[Items from a figure collection]

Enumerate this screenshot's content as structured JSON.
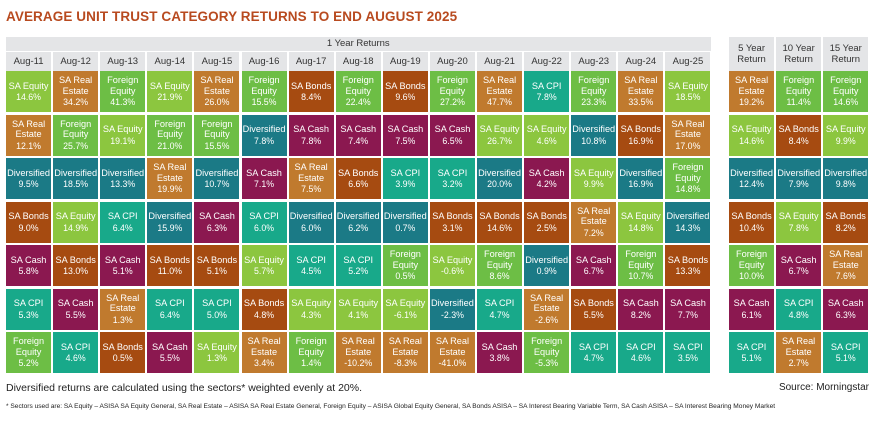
{
  "title": "AVERAGE UNIT TRUST CATEGORY RETURNS TO END AUGUST 2025",
  "footnote": "Diversified returns are calculated using the sectors* weighted evenly at 20%.",
  "source": "Source: Morningstar",
  "sectors_note": "* Sectors used are: SA Equity – ASISA SA Equity General, SA Real Estate – ASISA SA Real Estate General, Foreign Equity – ASISA Global Equity General, SA Bonds ASISA – SA Interest Bearing Variable Term, SA Cash ASISA – SA Interest Bearing Money Market",
  "colors": {
    "SA Equity": "#8cc63f",
    "SA Real Estate": "#c07a2e",
    "Foreign Equity": "#6dbe45",
    "SA Bonds": "#a64b11",
    "SA Cash": "#8b1850",
    "SA CPI": "#18a98a",
    "Diversified": "#1b7a86"
  },
  "chart_data": {
    "type": "table",
    "title": "AVERAGE UNIT TRUST CATEGORY RETURNS TO END AUGUST 2025",
    "group_label": "1 Year Returns",
    "columns": [
      "Aug-11",
      "Aug-12",
      "Aug-13",
      "Aug-14",
      "Aug-15",
      "Aug-16",
      "Aug-17",
      "Aug-18",
      "Aug-19",
      "Aug-20",
      "Aug-21",
      "Aug-22",
      "Aug-23",
      "Aug-24",
      "Aug-25",
      "5 Year Return",
      "10 Year Return",
      "15 Year Return"
    ],
    "ranking": [
      [
        [
          "SA Equity",
          "14.6%"
        ],
        [
          "SA Real Estate",
          "12.1%"
        ],
        [
          "Diversified",
          "9.5%"
        ],
        [
          "SA Bonds",
          "9.0%"
        ],
        [
          "SA Cash",
          "5.8%"
        ],
        [
          "SA CPI",
          "5.3%"
        ],
        [
          "Foreign Equity",
          "5.2%"
        ]
      ],
      [
        [
          "SA Real Estate",
          "34.2%"
        ],
        [
          "Foreign Equity",
          "25.7%"
        ],
        [
          "Diversified",
          "18.5%"
        ],
        [
          "SA Equity",
          "14.9%"
        ],
        [
          "SA Bonds",
          "13.0%"
        ],
        [
          "SA Cash",
          "5.5%"
        ],
        [
          "SA CPI",
          "4.6%"
        ]
      ],
      [
        [
          "Foreign Equity",
          "41.3%"
        ],
        [
          "SA Equity",
          "19.1%"
        ],
        [
          "Diversified",
          "13.3%"
        ],
        [
          "SA CPI",
          "6.4%"
        ],
        [
          "SA Cash",
          "5.1%"
        ],
        [
          "SA Real Estate",
          "1.3%"
        ],
        [
          "SA Bonds",
          "0.5%"
        ]
      ],
      [
        [
          "SA Equity",
          "21.9%"
        ],
        [
          "Foreign Equity",
          "21.0%"
        ],
        [
          "SA Real Estate",
          "19.9%"
        ],
        [
          "Diversified",
          "15.9%"
        ],
        [
          "SA Bonds",
          "11.0%"
        ],
        [
          "SA CPI",
          "6.4%"
        ],
        [
          "SA Cash",
          "5.5%"
        ]
      ],
      [
        [
          "SA Real Estate",
          "26.0%"
        ],
        [
          "Foreign Equity",
          "15.5%"
        ],
        [
          "Diversified",
          "10.7%"
        ],
        [
          "SA Cash",
          "6.3%"
        ],
        [
          "SA Bonds",
          "5.1%"
        ],
        [
          "SA CPI",
          "5.0%"
        ],
        [
          "SA Equity",
          "1.3%"
        ]
      ],
      [
        [
          "Foreign Equity",
          "15.5%"
        ],
        [
          "Diversified",
          "7.8%"
        ],
        [
          "SA Cash",
          "7.1%"
        ],
        [
          "SA CPI",
          "6.0%"
        ],
        [
          "SA Equity",
          "5.7%"
        ],
        [
          "SA Bonds",
          "4.8%"
        ],
        [
          "SA Real Estate",
          "3.4%"
        ]
      ],
      [
        [
          "SA Bonds",
          "8.4%"
        ],
        [
          "SA Cash",
          "7.8%"
        ],
        [
          "SA Real Estate",
          "7.5%"
        ],
        [
          "Diversified",
          "6.0%"
        ],
        [
          "SA CPI",
          "4.5%"
        ],
        [
          "SA Equity",
          "4.3%"
        ],
        [
          "Foreign Equity",
          "1.4%"
        ]
      ],
      [
        [
          "Foreign Equity",
          "22.4%"
        ],
        [
          "SA Cash",
          "7.4%"
        ],
        [
          "SA Bonds",
          "6.6%"
        ],
        [
          "Diversified",
          "6.2%"
        ],
        [
          "SA CPI",
          "5.2%"
        ],
        [
          "SA Equity",
          "4.1%"
        ],
        [
          "SA Real Estate",
          "-10.2%"
        ]
      ],
      [
        [
          "SA Bonds",
          "9.6%"
        ],
        [
          "SA Cash",
          "7.5%"
        ],
        [
          "SA CPI",
          "3.9%"
        ],
        [
          "Diversified",
          "0.7%"
        ],
        [
          "Foreign Equity",
          "0.5%"
        ],
        [
          "SA Equity",
          "-6.1%"
        ],
        [
          "SA Real Estate",
          "-8.3%"
        ]
      ],
      [
        [
          "Foreign Equity",
          "27.2%"
        ],
        [
          "SA Cash",
          "6.5%"
        ],
        [
          "SA CPI",
          "3.2%"
        ],
        [
          "SA Bonds",
          "3.1%"
        ],
        [
          "SA Equity",
          "-0.6%"
        ],
        [
          "Diversified",
          "-2.3%"
        ],
        [
          "SA Real Estate",
          "-41.0%"
        ]
      ],
      [
        [
          "SA Real Estate",
          "47.7%"
        ],
        [
          "SA Equity",
          "26.7%"
        ],
        [
          "Diversified",
          "20.0%"
        ],
        [
          "SA Bonds",
          "14.6%"
        ],
        [
          "Foreign Equity",
          "8.6%"
        ],
        [
          "SA CPI",
          "4.7%"
        ],
        [
          "SA Cash",
          "3.8%"
        ]
      ],
      [
        [
          "SA CPI",
          "7.8%"
        ],
        [
          "SA Equity",
          "4.6%"
        ],
        [
          "SA Cash",
          "4.2%"
        ],
        [
          "SA Bonds",
          "2.5%"
        ],
        [
          "Diversified",
          "0.9%"
        ],
        [
          "SA Real Estate",
          "-2.6%"
        ],
        [
          "Foreign Equity",
          "-5.3%"
        ]
      ],
      [
        [
          "Foreign Equity",
          "23.3%"
        ],
        [
          "Diversified",
          "10.8%"
        ],
        [
          "SA Equity",
          "9.9%"
        ],
        [
          "SA Real Estate",
          "7.2%"
        ],
        [
          "SA Cash",
          "6.7%"
        ],
        [
          "SA Bonds",
          "5.5%"
        ],
        [
          "SA CPI",
          "4.7%"
        ]
      ],
      [
        [
          "SA Real Estate",
          "33.5%"
        ],
        [
          "SA Bonds",
          "16.9%"
        ],
        [
          "Diversified",
          "16.9%"
        ],
        [
          "SA Equity",
          "14.8%"
        ],
        [
          "Foreign Equity",
          "10.7%"
        ],
        [
          "SA Cash",
          "8.2%"
        ],
        [
          "SA CPI",
          "4.6%"
        ]
      ],
      [
        [
          "SA Equity",
          "18.5%"
        ],
        [
          "SA Real Estate",
          "17.0%"
        ],
        [
          "Foreign Equity",
          "14.8%"
        ],
        [
          "Diversified",
          "14.3%"
        ],
        [
          "SA Bonds",
          "13.3%"
        ],
        [
          "SA Cash",
          "7.7%"
        ],
        [
          "SA CPI",
          "3.5%"
        ]
      ],
      [
        [
          "SA Real Estate",
          "19.2%"
        ],
        [
          "SA Equity",
          "14.6%"
        ],
        [
          "Diversified",
          "12.4%"
        ],
        [
          "SA Bonds",
          "10.4%"
        ],
        [
          "Foreign Equity",
          "10.0%"
        ],
        [
          "SA Cash",
          "6.1%"
        ],
        [
          "SA CPI",
          "5.1%"
        ]
      ],
      [
        [
          "Foreign Equity",
          "11.4%"
        ],
        [
          "SA Bonds",
          "8.4%"
        ],
        [
          "Diversified",
          "7.9%"
        ],
        [
          "SA Equity",
          "7.8%"
        ],
        [
          "SA Cash",
          "6.7%"
        ],
        [
          "SA CPI",
          "4.8%"
        ],
        [
          "SA Real Estate",
          "2.7%"
        ]
      ],
      [
        [
          "Foreign Equity",
          "14.6%"
        ],
        [
          "SA Equity",
          "9.9%"
        ],
        [
          "Diversified",
          "9.8%"
        ],
        [
          "SA Bonds",
          "8.2%"
        ],
        [
          "SA Real Estate",
          "7.6%"
        ],
        [
          "SA Cash",
          "6.3%"
        ],
        [
          "SA CPI",
          "5.1%"
        ]
      ]
    ]
  }
}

§ Required work
Tally the lines above that contain the word "AUGUST", and reply with only the number.

§ Solution for this task
2